▶ Task instructions: Copy each line exactly.

○ ○ ○ ○

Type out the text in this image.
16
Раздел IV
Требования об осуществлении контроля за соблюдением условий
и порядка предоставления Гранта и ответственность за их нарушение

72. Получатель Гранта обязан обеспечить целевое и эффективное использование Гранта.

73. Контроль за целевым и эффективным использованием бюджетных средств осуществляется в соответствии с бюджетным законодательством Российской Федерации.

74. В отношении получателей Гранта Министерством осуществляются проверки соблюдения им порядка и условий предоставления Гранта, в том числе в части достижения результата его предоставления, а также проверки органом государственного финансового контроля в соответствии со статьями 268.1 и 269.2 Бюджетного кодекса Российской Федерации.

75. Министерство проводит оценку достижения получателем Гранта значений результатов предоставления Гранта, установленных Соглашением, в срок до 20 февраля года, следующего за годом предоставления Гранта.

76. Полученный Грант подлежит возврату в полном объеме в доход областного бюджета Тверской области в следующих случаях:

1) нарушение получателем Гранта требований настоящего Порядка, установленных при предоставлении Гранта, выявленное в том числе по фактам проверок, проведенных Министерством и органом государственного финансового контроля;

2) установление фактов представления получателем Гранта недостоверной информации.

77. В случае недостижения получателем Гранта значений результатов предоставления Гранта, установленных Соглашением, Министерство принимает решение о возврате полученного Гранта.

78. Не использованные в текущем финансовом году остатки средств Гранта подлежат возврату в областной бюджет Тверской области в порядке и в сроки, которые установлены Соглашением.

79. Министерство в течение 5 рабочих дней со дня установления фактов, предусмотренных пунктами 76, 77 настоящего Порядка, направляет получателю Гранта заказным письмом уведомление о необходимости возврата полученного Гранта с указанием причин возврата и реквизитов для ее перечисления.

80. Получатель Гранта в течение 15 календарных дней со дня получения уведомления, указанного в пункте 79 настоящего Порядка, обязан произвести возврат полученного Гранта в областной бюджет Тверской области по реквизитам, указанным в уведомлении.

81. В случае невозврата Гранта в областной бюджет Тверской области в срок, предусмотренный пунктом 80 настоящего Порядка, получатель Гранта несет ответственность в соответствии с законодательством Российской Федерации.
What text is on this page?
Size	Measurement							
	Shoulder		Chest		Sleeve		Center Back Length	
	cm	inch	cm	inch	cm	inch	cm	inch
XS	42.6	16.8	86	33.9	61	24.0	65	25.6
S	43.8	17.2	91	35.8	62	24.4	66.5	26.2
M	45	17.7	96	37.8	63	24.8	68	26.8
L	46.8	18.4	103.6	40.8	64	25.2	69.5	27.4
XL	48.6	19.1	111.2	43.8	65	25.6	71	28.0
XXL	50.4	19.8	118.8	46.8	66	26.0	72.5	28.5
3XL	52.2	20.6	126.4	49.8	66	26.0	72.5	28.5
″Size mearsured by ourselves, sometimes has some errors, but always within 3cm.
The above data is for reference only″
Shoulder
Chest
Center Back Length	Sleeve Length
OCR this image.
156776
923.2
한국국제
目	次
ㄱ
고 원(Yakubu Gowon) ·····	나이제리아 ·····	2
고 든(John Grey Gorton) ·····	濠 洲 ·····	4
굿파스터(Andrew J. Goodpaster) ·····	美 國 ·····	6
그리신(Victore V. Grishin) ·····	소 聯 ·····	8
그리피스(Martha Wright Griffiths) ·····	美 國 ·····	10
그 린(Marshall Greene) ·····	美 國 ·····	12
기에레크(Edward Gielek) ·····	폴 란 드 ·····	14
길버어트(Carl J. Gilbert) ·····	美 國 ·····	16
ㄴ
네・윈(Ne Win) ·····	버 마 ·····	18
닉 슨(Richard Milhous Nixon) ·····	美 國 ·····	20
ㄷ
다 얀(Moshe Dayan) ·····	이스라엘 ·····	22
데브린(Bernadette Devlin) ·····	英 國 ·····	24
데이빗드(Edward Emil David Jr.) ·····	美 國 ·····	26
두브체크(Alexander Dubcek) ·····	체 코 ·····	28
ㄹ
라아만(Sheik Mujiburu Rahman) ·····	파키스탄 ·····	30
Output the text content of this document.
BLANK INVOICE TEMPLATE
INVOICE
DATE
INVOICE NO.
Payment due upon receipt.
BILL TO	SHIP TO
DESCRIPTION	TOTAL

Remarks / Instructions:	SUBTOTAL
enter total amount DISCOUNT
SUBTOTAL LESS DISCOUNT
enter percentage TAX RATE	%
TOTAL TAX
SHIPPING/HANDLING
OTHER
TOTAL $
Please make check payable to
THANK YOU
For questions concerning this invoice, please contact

○ ○ ○ ○

▶ The result:
Type out the text in this image.
16
Раздел IV
Требования об осуществлении контроля за соблюдением условий
и порядка предоставления Гранта и ответственность за их нарушение

72. Получатель Гранта обязан обеспечить целевое и эффективное использование Гранта.

73. Контроль за целевым и эффективным использованием бюджетных средств осуществляется в соответствии с бюджетным законодательством Российской Федерации.

74. В отношении получателей Гранта Министерством осуществляются проверки соблюдения им порядка и условий предоставления Гранта, в том числе в части достижения результата его предоставления, а также проверки органом государственного финансового контроля в соответствии со статьями 268.1 и 269.2 Бюджетного кодекса Российской Федерации.

75. Министерство проводит оценку достижения получателем Гранта значений результатов предоставления Гранта, установленных Соглашением, в срок до 20 февраля года, следующего за годом предоставления Гранта.

76. Полученный Грант подлежит возврату в полном объеме в доход областного бюджета Тверской области в следующих случаях:

1) нарушение получателем Гранта требований настоящего Порядка, установленных при предоставлении Гранта, выявленное в том числе по фактам проверок, проведенных Министерством и органом государственного финансового контроля;

2) установление фактов представления получателем Гранта недостоверной информации.

77. В случае недостижения получателем Гранта значений результатов предоставления Гранта, установленных Соглашением, Министерство принимает решение о возврате полученного Гранта.

78. Не использованные в текущем финансовом году остатки средств Гранта подлежат возврату в областной бюджет Тверской области в порядке и в сроки, которые установлены Соглашением.

79. Министерство в течение 5 рабочих дней со дня установления фактов, предусмотренных пунктами 76, 77 настоящего Порядка, направляет получателю Гранта заказным письмом уведомление о необходимости возврата полученного Гранта с указанием причин возврата и реквизитов для ее перечисления.

80. Получатель Гранта в течение 15 календарных дней со дня получения уведомления, указанного в пункте 79 настоящего Порядка, обязан произвести возврат полученного Гранта в областной бюджет Тверской области по реквизитам, указанным в уведомлении.

81. В случае невозврата Гранта в областной бюджет Тверской области в срок, предусмотренный пунктом 80 настоящего Порядка, получатель Гранта несет ответственность в соответствии с законодательством Российской Федерации.
What text is on this page?
Size	Measurement							
	Shoulder		Chest		Sleeve		Center Back Length	
	cm	inch	cm	inch	cm	inch	cm	inch
XS	42.6	16.8	86	33.9	61	24.0	65	25.6
S	43.8	17.2	91	35.8	62	24.4	66.5	26.2
M	45	17.7	96	37.8	63	24.8	68	26.8
L	46.8	18.4	103.6	40.8	64	25.2	69.5	27.4
XL	48.6	19.1	111.2	43.8	65	25.6	71	28.0
XXL	50.4	19.8	118.8	46.8	66	26.0	72.5	28.5
3XL	52.2	20.6	126.4	49.8	66	26.0	72.5	28.5
″Size mearsured by ourselves, sometimes has some errors, but always within 3cm.
The above data is for reference only″
Shoulder
Chest
Center Back Length	Sleeve Length
OCR this image.
156776
923.2
한국국제
目	次
ㄱ
고 원(Yakubu Gowon) ·····	나이제리아 ·····	2
고 든(John Grey Gorton) ·····	濠 洲 ·····	4
굿파스터(Andrew J. Goodpaster) ·····	美 國 ·····	6
그리신(Victore V. Grishin) ·····	소 聯 ·····	8
그리피스(Martha Wright Griffiths) ·····	美 國 ·····	10
그 린(Marshall Greene) ·····	美 國 ·····	12
기에레크(Edward Gielek) ·····	폴 란 드 ·····	14
길버어트(Carl J. Gilbert) ·····	美 國 ·····	16
ㄴ
네・윈(Ne Win) ·····	버 마 ·····	18
닉 슨(Richard Milhous Nixon) ·····	美 國 ·····	20
ㄷ
다 얀(Moshe Dayan) ·····	이스라엘 ·····	22
데브린(Bernadette Devlin) ·····	英 國 ·····	24
데이빗드(Edward Emil David Jr.) ·····	美 國 ·····	26
두브체크(Alexander Dubcek) ·····	체 코 ·····	28
ㄹ
라아만(Sheik Mujiburu Rahman) ·····	파키스탄 ·····	30
Output the text content of this document.
BLANK INVOICE TEMPLATE
INVOICE
DATE
INVOICE NO.
Payment due upon receipt.
BILL TO	SHIP TO
DESCRIPTION	TOTAL

Remarks / Instructions:	SUBTOTAL
enter total amount DISCOUNT
SUBTOTAL LESS DISCOUNT
enter percentage TAX RATE	%
TOTAL TAX
SHIPPING/HANDLING
OTHER
TOTAL $
Please make check payable to
THANK YOU
For questions concerning this invoice, please contact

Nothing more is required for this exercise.